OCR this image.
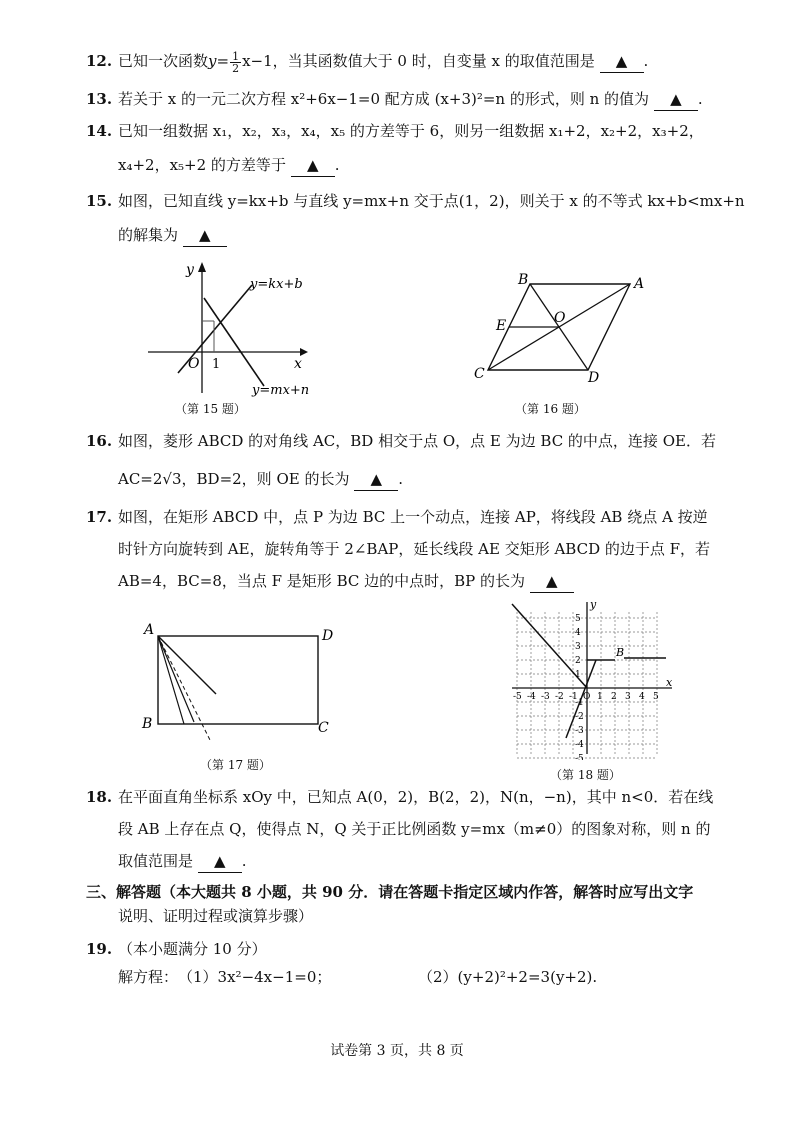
12. 已知一次函数$y= \frac{1}{2} x-1$，当其函数值大于 0 时，自变量 x 的取值范围是 ▲ .
13. 若关于 x 的一元二次方程 x²+6x−1=0 配方成 (x+3)²=n 的形式，则 n 的值为 ▲ .
14. 已知一组数据 x₁，x₂，x₃，x₄，x₅ 的方差等于 6，则另一组数据 x₁+2，x₂+2，x₃+2，
x₄+2，x₅+2 的方差等于 ▲ .
15. 如图，已知直线 y=kx+b 与直线 y=mx+n 交于点(1，2)，则关于 x 的不等式 kx+b<mx+n
的解集为 ▲
y
x
O 1
y=kx+b
y=mx+n
（第 15 题）
B	A
C	D
E	O
（第 16 题）
16. 如图，菱形 ABCD 的对角线 AC，BD 相交于点 O，点 E 为边 BC 的中点，连接 OE．若
AC=2√3，BD=2，则 OE 的长为 ▲ .
17. 如图，在矩形 ABCD 中，点 P 为边 BC 上一个动点，连接 AP，将线段 AB 绕点 A 按逆
时针方向旋转到 AE，旋转角等于 2∠BAP，延长线段 AE 交矩形 ABCD 的边于点 F，若
AB=4，BC=8，当点 F 是矩形 BC 边的中点时，BP 的长为 ▲
A	D
B	C
（第 17 题）
y
x
B
-5 -4 -3 -2 -1 O 1 2 3 4 5
5
4
3
2
1
-1
-2
-3
-4
-5
（第 18 题）
18. 在平面直角坐标系 xOy 中，已知点 A(0，2)，B(2，2)，N(n，−n)，其中 n<0．若在线
段 AB 上存在点 Q，使得点 N，Q 关于正比例函数 y=mx（m≠0）的图象对称，则 n 的
取值范围是 ▲ .
三、解答题（本大题共 8 小题，共 90 分．请在答题卡指定区域内作答，解答时应写出文字
说明、证明过程或演算步骤）
19. （本小题满分 10 分）
解方程：（1）3x²−4x−1=0；	（2）(y+2)²+2=3(y+2).
试卷第 3 页，共 8 页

# # #

• [EXERCISE REQUIREMENTS] Return every line from the records above that holds the word "的方差等于".

• [ANSWER TO THIS EXERCISE]
14. 已知一组数据 x₁，x₂，x₃，x₄，x₅ 的方差等于 6，则另一组数据 x₁+2，x₂+2，x₃+2，
x₄+2，x₅+2 的方差等于 ▲ .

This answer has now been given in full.